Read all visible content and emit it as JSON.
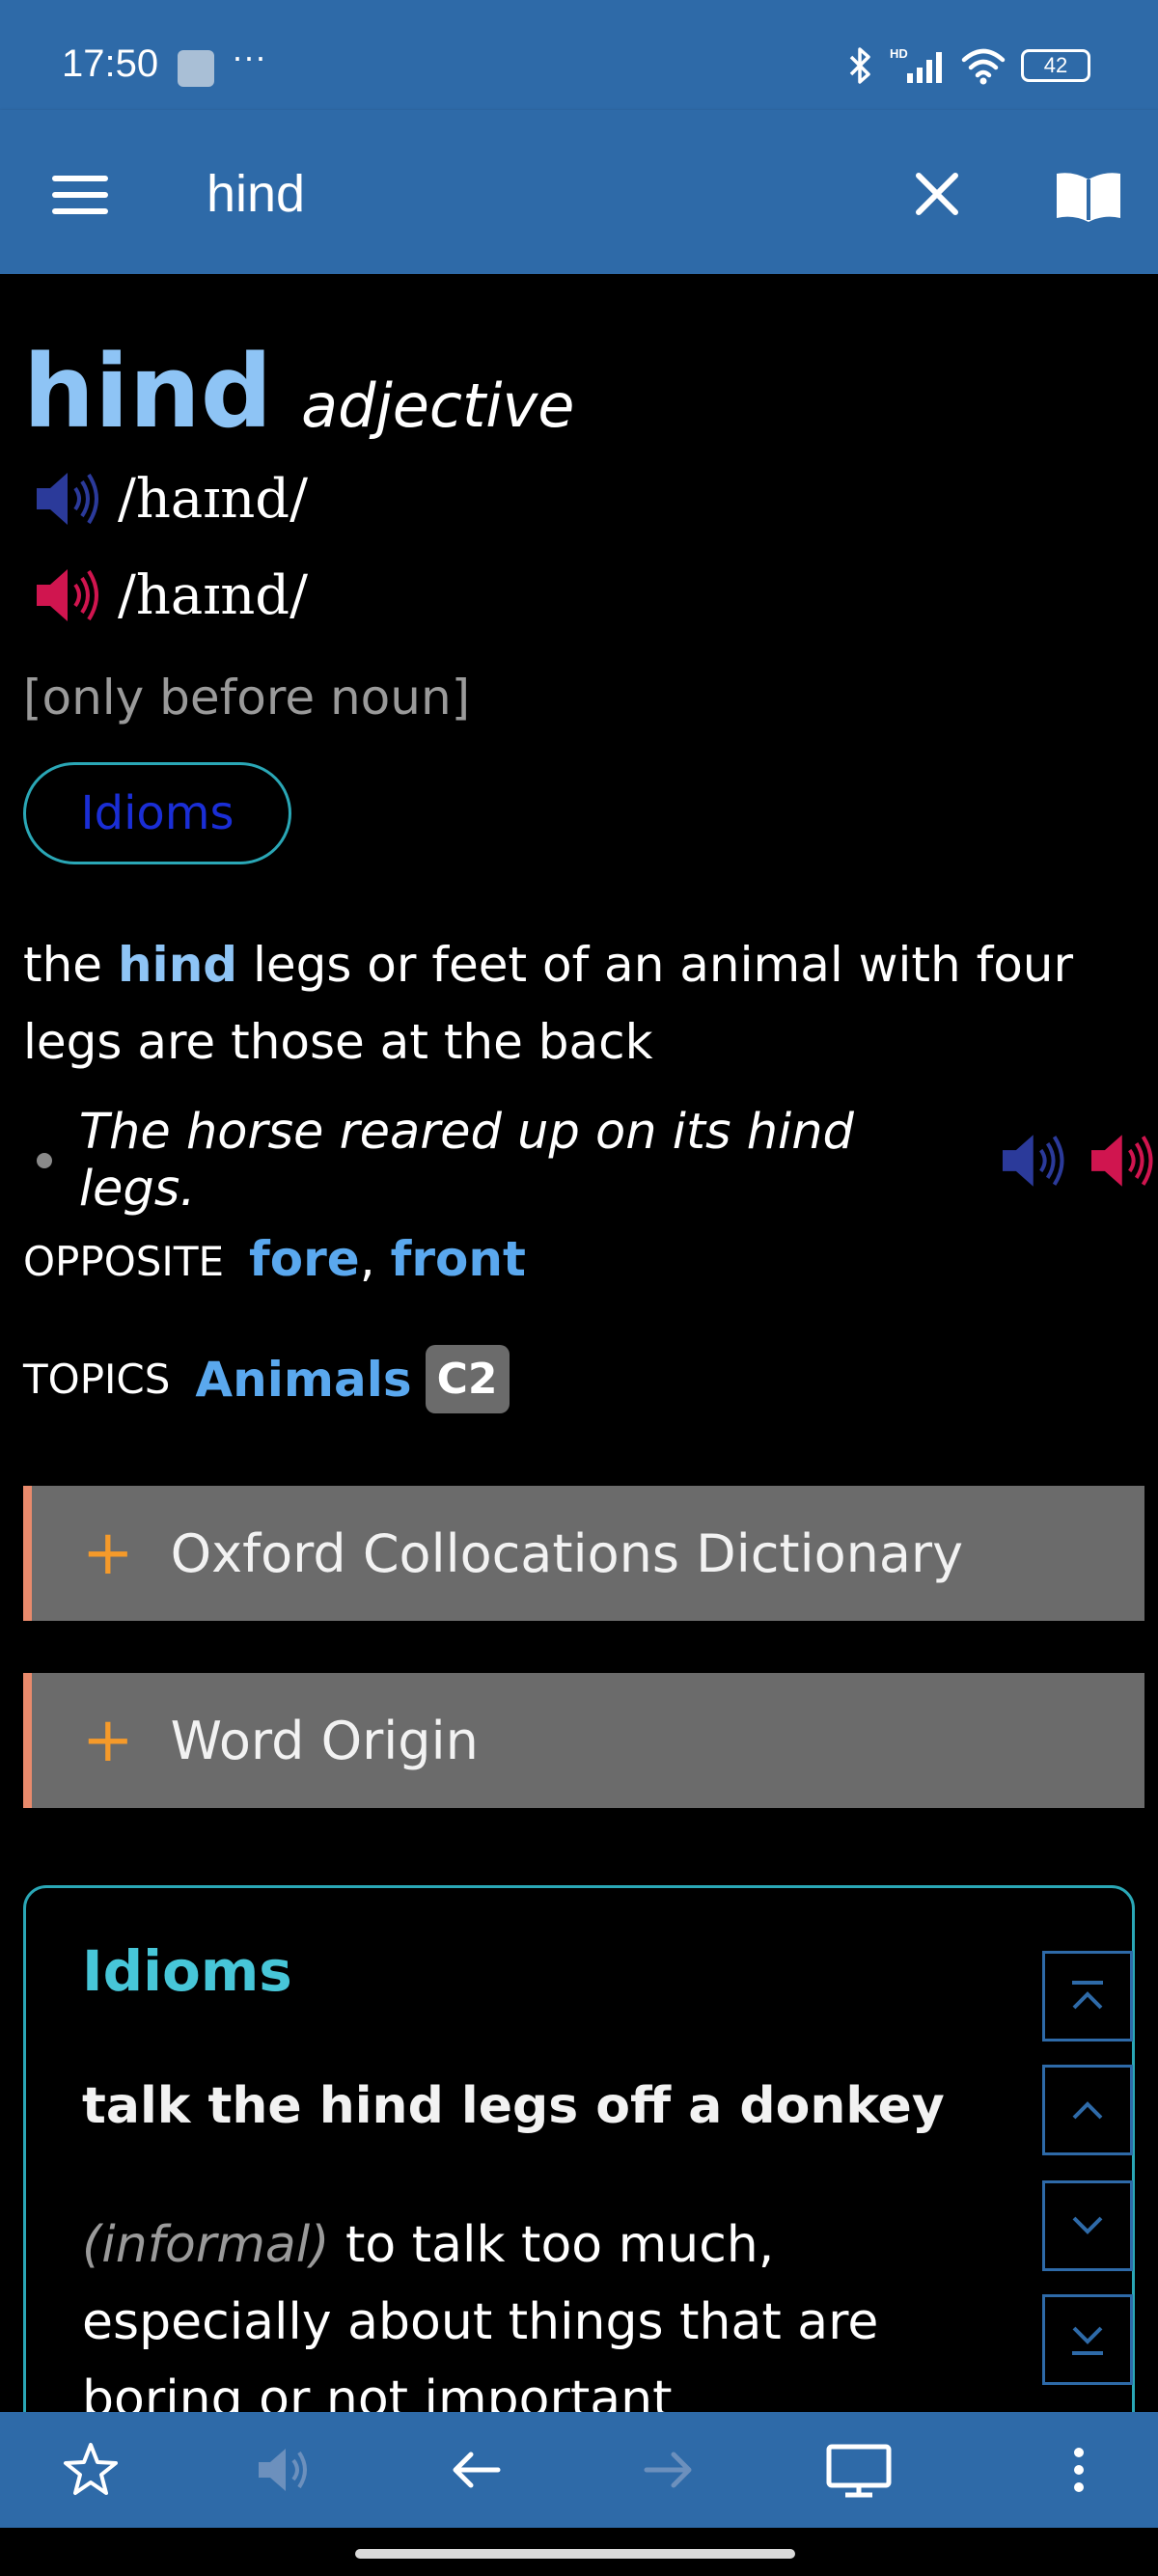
{
  "status_bar": {
    "time": "17:50",
    "more": "···",
    "signal_label": "HD",
    "battery": "42"
  },
  "app_bar": {
    "search_value": "hind",
    "menu_icon": "hamburger-icon",
    "clear_icon": "close-icon",
    "book_icon": "book-icon"
  },
  "entry": {
    "headword": "hind",
    "part_of_speech": "adjective",
    "pron_uk": "/haɪnd/",
    "pron_us": "/haɪnd/",
    "grammar": "[only before noun]",
    "idioms_button": "Idioms",
    "definition_before": "the ",
    "definition_highlight": "hind",
    "definition_after": " legs or feet of an animal with four legs are those at the back",
    "example": "The horse reared up on its hind legs.",
    "opposite_label": "OPPOSITE",
    "opposite_1": "fore",
    "opposite_sep": ",",
    "opposite_2": "front",
    "topics_label": "TOPICS",
    "topic": "Animals",
    "cefr_level": "C2"
  },
  "sections": {
    "collocations": "Oxford Collocations Dictionary",
    "word_origin": "Word Origin",
    "plus": "+"
  },
  "idioms_block": {
    "title": "Idioms",
    "phrase": "talk the hind legs off a donkey",
    "register": "(informal)",
    "definition": " to talk too much, especially about things that are boring or not important"
  },
  "colors": {
    "app_blue": "#2e6aa8",
    "headword": "#8ec4f5",
    "link": "#5aa8ee",
    "uk_speaker": "#2b3a9a",
    "us_speaker": "#d0154f",
    "idioms_teal": "#47c6d8",
    "plus_orange": "#f59a2a",
    "section_grey": "#6b6b6b"
  }
}
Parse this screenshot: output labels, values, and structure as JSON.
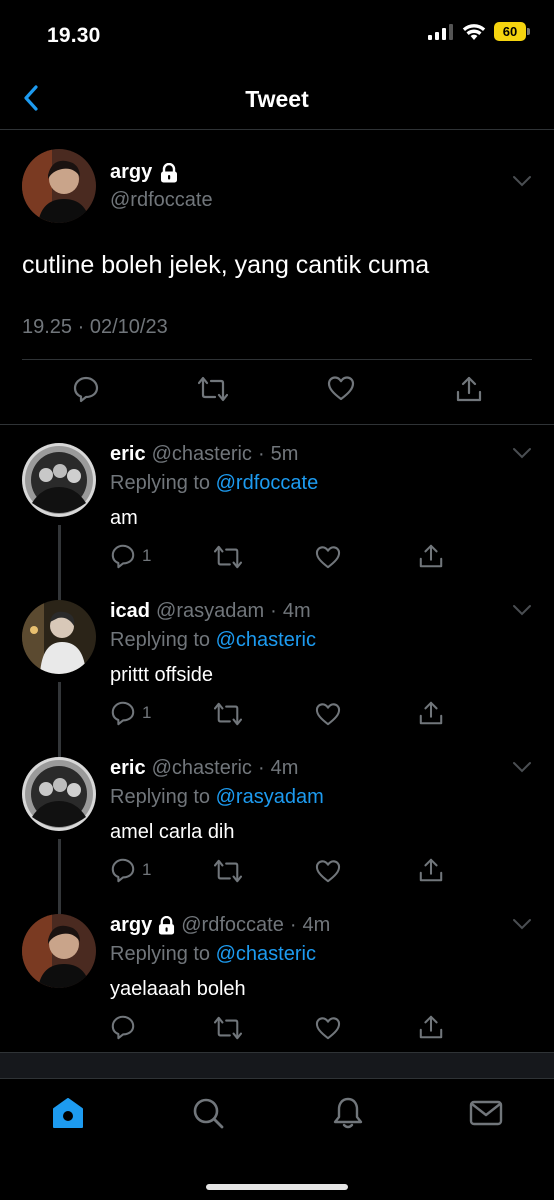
{
  "status_bar": {
    "time": "19.30",
    "battery": "60"
  },
  "header": {
    "title": "Tweet"
  },
  "main_tweet": {
    "name": "argy",
    "handle": "@rdfoccate",
    "text": "cutline boleh jelek, yang cantik cuma",
    "time": "19.25",
    "date": "02/10/23"
  },
  "replies": [
    {
      "name": "eric",
      "handle": "@chasteric",
      "age": "5m",
      "replying_prefix": "Replying to",
      "replying_to": "@rdfoccate",
      "text": "am",
      "reply_count": "1"
    },
    {
      "name": "icad",
      "handle": "@rasyadam",
      "age": "4m",
      "replying_prefix": "Replying to",
      "replying_to": "@chasteric",
      "text": "prittt offside",
      "reply_count": "1"
    },
    {
      "name": "eric",
      "handle": "@chasteric",
      "age": "4m",
      "replying_prefix": "Replying to",
      "replying_to": "@rasyadam",
      "text": "amel carla dih",
      "reply_count": "1"
    },
    {
      "name": "argy",
      "handle": "@rdfoccate",
      "age": "4m",
      "replying_prefix": "Replying to",
      "replying_to": "@chasteric",
      "text": "yaelaaah boleh",
      "reply_count": ""
    }
  ],
  "tabs": [
    "home-icon",
    "search-icon",
    "notifications-icon",
    "messages-icon"
  ],
  "colors": {
    "accent": "#1d9bf0",
    "muted": "#71767b",
    "background": "#000000",
    "battery": "#f5d40f"
  }
}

[EXERCISE]
Every line should be retyped exactly, with the pictures omitted.

[OUTPUT BELOW]
Read all visible content and emit it as JSON.
{
  "status_bar": {
    "time": "17:50",
    "more": "···",
    "signal_label": "HD",
    "battery": "42"
  },
  "app_bar": {
    "search_value": "hind",
    "menu_icon": "hamburger-icon",
    "clear_icon": "close-icon",
    "book_icon": "book-icon"
  },
  "entry": {
    "headword": "hind",
    "part_of_speech": "adjective",
    "pron_uk": "/haɪnd/",
    "pron_us": "/haɪnd/",
    "grammar": "[only before noun]",
    "idioms_button": "Idioms",
    "definition_before": "the ",
    "definition_highlight": "hind",
    "definition_after": " legs or feet of an animal with four legs are those at the back",
    "example": "The horse reared up on its hind legs.",
    "opposite_label": "OPPOSITE",
    "opposite_1": "fore",
    "opposite_sep": ",",
    "opposite_2": "front",
    "topics_label": "TOPICS",
    "topic": "Animals",
    "cefr_level": "C2"
  },
  "sections": {
    "collocations": "Oxford Collocations Dictionary",
    "word_origin": "Word Origin",
    "plus": "+"
  },
  "idioms_block": {
    "title": "Idioms",
    "phrase": "talk the hind legs off a donkey",
    "register": "(informal)",
    "definition": " to talk too much, especially about things that are boring or not important"
  },
  "colors": {
    "app_blue": "#2e6aa8",
    "headword": "#8ec4f5",
    "link": "#5aa8ee",
    "uk_speaker": "#2b3a9a",
    "us_speaker": "#d0154f",
    "idioms_teal": "#47c6d8",
    "plus_orange": "#f59a2a",
    "section_grey": "#6b6b6b"
  }
}
Parse this screenshot: output labels, values, and structure as JSON.
{
  "status_bar": {
    "time": "19.30",
    "battery": "60"
  },
  "header": {
    "title": "Tweet"
  },
  "main_tweet": {
    "name": "argy",
    "handle": "@rdfoccate",
    "text": "cutline boleh jelek, yang cantik cuma",
    "time": "19.25",
    "date": "02/10/23"
  },
  "replies": [
    {
      "name": "eric",
      "handle": "@chasteric",
      "age": "5m",
      "replying_prefix": "Replying to",
      "replying_to": "@rdfoccate",
      "text": "am",
      "reply_count": "1"
    },
    {
      "name": "icad",
      "handle": "@rasyadam",
      "age": "4m",
      "replying_prefix": "Replying to",
      "replying_to": "@chasteric",
      "text": "prittt offside",
      "reply_count": "1"
    },
    {
      "name": "eric",
      "handle": "@chasteric",
      "age": "4m",
      "replying_prefix": "Replying to",
      "replying_to": "@rasyadam",
      "text": "amel carla dih",
      "reply_count": "1"
    },
    {
      "name": "argy",
      "handle": "@rdfoccate",
      "age": "4m",
      "replying_prefix": "Replying to",
      "replying_to": "@chasteric",
      "text": "yaelaaah boleh",
      "reply_count": ""
    }
  ],
  "tabs": [
    "home-icon",
    "search-icon",
    "notifications-icon",
    "messages-icon"
  ],
  "colors": {
    "accent": "#1d9bf0",
    "muted": "#71767b",
    "background": "#000000",
    "battery": "#f5d40f"
  }
}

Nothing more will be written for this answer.